▸ EXERCISE REQUIREMENTS
From the entries that follow, gather each line holding the word "σκοπό".

▸ DATA IN THIS EXERCISE
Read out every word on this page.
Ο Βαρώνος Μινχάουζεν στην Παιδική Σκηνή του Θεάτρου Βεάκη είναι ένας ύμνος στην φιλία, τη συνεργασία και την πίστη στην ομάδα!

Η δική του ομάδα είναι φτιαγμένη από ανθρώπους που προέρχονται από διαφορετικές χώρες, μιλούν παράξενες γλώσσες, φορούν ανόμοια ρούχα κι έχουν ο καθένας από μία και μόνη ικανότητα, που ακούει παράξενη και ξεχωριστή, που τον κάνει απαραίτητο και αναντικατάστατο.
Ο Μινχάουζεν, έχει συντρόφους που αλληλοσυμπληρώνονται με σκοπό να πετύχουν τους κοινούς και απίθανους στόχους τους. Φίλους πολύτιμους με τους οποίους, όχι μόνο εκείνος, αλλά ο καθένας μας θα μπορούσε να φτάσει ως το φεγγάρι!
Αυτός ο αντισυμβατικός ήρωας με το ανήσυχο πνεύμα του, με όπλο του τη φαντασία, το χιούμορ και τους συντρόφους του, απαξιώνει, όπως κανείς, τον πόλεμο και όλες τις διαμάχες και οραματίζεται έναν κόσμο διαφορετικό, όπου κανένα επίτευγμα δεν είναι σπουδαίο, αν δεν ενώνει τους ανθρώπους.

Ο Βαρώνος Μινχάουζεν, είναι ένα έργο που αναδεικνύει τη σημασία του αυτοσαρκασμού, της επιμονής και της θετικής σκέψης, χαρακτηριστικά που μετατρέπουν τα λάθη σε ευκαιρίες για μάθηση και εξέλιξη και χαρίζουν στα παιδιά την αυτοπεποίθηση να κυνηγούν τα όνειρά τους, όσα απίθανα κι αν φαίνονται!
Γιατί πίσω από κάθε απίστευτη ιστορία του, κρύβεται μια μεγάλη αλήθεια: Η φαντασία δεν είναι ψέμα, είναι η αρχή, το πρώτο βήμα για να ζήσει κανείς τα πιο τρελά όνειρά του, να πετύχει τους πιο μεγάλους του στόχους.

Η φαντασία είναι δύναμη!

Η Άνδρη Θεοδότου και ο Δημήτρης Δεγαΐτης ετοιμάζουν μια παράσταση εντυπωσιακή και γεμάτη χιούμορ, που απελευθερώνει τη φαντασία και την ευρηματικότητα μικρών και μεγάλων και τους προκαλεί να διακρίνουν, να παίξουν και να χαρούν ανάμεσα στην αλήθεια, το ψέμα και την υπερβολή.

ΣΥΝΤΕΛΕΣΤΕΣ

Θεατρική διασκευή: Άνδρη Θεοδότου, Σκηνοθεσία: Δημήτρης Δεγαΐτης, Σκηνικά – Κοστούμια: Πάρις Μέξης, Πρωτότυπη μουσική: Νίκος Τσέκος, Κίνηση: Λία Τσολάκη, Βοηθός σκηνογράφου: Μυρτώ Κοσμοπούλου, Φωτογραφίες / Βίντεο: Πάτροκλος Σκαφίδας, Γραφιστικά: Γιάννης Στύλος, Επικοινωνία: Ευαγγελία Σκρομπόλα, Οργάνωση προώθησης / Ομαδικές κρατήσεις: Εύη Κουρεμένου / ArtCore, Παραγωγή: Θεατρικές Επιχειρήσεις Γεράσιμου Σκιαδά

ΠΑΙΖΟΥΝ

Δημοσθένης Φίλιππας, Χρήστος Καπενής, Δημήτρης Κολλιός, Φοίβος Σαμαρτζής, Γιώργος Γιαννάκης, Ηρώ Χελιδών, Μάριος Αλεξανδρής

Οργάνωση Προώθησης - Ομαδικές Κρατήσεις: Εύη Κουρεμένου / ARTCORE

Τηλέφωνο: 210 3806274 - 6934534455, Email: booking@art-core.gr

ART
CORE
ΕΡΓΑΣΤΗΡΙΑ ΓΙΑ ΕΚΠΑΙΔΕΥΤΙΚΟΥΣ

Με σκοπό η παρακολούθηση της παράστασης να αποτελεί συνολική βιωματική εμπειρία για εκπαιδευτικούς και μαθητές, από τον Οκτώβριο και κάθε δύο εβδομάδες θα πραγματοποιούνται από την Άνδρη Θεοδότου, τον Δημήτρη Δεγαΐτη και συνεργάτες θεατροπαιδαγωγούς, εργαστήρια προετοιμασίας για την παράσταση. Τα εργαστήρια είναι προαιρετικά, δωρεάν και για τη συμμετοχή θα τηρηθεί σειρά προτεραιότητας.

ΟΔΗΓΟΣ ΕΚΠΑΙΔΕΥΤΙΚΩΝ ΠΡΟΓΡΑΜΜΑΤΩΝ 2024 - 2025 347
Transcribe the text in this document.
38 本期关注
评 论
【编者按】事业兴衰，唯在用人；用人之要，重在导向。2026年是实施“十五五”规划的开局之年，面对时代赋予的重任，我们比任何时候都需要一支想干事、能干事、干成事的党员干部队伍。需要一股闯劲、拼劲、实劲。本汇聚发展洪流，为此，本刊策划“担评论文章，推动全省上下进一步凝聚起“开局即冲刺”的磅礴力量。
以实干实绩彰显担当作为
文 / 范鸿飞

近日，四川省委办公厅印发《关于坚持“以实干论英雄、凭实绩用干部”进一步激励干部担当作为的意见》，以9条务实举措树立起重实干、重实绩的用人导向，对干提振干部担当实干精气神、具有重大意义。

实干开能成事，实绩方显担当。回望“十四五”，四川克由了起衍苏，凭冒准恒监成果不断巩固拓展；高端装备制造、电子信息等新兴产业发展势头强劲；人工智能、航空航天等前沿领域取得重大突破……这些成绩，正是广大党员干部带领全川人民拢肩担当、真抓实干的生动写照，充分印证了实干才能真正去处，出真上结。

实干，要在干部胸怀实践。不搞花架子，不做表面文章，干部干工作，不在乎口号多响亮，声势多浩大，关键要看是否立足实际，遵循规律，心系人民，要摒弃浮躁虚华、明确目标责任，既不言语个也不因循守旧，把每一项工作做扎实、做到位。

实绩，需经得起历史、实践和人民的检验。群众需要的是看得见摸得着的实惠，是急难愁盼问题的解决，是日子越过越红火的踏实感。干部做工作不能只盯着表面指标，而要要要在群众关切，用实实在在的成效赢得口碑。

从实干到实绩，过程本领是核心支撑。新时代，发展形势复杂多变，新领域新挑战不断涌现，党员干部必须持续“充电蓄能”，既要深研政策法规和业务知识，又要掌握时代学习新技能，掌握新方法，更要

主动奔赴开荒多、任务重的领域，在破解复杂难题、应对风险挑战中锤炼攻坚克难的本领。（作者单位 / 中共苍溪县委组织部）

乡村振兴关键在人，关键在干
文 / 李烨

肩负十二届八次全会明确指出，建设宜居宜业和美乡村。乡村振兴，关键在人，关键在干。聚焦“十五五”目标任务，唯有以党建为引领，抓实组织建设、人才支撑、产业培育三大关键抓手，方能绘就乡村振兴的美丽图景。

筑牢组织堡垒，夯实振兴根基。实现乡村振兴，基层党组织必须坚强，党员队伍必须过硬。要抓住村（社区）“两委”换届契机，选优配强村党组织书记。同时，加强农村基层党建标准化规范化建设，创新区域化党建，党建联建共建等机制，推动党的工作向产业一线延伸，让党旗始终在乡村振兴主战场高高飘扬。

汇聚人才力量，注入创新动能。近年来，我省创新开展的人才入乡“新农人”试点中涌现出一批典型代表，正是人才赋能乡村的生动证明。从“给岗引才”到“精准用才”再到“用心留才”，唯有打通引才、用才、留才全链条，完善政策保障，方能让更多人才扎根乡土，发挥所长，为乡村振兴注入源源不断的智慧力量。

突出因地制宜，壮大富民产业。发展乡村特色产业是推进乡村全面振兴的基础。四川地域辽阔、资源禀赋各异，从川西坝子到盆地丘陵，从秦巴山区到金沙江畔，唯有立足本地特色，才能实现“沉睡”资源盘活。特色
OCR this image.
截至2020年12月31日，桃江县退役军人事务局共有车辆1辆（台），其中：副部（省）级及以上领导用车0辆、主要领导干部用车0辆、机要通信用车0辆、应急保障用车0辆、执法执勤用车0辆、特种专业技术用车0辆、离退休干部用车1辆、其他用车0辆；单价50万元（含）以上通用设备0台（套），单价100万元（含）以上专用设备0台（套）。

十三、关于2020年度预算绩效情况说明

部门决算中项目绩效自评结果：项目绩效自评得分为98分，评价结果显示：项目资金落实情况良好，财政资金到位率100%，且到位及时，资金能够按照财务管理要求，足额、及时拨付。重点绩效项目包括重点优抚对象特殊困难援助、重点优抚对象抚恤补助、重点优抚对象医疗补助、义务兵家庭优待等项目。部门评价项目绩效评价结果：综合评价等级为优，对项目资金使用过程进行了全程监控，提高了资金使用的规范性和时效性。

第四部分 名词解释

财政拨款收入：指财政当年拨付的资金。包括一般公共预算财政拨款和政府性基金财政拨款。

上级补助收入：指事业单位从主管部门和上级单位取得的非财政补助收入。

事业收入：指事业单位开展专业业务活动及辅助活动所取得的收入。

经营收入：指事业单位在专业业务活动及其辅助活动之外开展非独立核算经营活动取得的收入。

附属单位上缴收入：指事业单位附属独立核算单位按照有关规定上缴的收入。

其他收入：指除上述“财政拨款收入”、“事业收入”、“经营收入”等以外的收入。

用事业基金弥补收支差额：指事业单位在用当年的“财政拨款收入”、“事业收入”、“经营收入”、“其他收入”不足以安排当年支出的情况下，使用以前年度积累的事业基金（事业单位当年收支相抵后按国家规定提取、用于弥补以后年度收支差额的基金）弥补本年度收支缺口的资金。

▸ WRITTEN SOLUTION
Ο Μινχάουζεν, έχει συντρόφους που αλληλοσυμπληρώνονται με σκοπό να πετύχουν τους κοινούς και απίθανους στόχους τους. Φίλους πολύτιμους με τους οποίους, όχι μόνο εκείνος, αλλά ο καθένας μας θα μπορούσε να φτάσει ως το φεγγάρι!
Με σκοπό η παρακολούθηση της παράστασης να αποτελεί συνολική βιωματική εμπειρία για εκπαιδευτικούς και μαθητές, από τον Οκτώβριο και κάθε δύο εβδομάδες θα πραγματοποιούνται από την Άνδρη Θεοδότου, τον Δημήτρη Δεγαΐτη και συνεργάτες θεατροπαιδαγωγούς, εργαστήρια προετοιμασίας για την παράσταση. Τα εργαστήρια είναι προαιρετικά, δωρεάν και για τη συμμετοχή θα τηρηθεί σειρά προτεραιότητας.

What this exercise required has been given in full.